Your answer should be a single number: the count of lines that include the word "Jana".

>>>

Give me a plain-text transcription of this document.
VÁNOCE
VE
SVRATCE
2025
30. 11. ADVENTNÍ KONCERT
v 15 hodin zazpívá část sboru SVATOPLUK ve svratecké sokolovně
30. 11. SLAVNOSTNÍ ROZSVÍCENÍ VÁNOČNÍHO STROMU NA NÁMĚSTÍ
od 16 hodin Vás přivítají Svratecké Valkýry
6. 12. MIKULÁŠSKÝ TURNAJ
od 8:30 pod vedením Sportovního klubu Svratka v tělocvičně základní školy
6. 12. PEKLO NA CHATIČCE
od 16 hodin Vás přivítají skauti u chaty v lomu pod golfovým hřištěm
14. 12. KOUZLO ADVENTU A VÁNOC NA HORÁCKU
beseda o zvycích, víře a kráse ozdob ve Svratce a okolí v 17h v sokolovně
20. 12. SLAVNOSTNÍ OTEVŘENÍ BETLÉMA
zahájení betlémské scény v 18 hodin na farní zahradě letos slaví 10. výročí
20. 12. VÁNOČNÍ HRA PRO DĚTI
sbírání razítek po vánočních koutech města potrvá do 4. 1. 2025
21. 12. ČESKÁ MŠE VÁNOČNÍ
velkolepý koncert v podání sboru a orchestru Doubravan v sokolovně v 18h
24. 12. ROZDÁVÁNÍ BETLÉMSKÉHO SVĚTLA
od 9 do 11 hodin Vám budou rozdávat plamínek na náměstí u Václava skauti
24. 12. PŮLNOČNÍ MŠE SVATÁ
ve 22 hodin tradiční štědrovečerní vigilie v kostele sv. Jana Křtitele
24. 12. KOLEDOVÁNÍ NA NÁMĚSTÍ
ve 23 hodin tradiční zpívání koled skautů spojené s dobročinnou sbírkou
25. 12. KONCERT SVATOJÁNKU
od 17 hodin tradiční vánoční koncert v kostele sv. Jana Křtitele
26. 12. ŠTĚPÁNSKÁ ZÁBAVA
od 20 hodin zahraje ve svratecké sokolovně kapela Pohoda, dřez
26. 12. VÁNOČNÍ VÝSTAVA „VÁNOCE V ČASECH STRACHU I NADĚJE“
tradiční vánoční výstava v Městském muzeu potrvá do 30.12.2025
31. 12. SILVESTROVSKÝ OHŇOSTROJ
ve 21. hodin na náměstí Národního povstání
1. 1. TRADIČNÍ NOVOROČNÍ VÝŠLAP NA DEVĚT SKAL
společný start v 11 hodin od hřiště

<<<

### EXERCISE ANSWER
2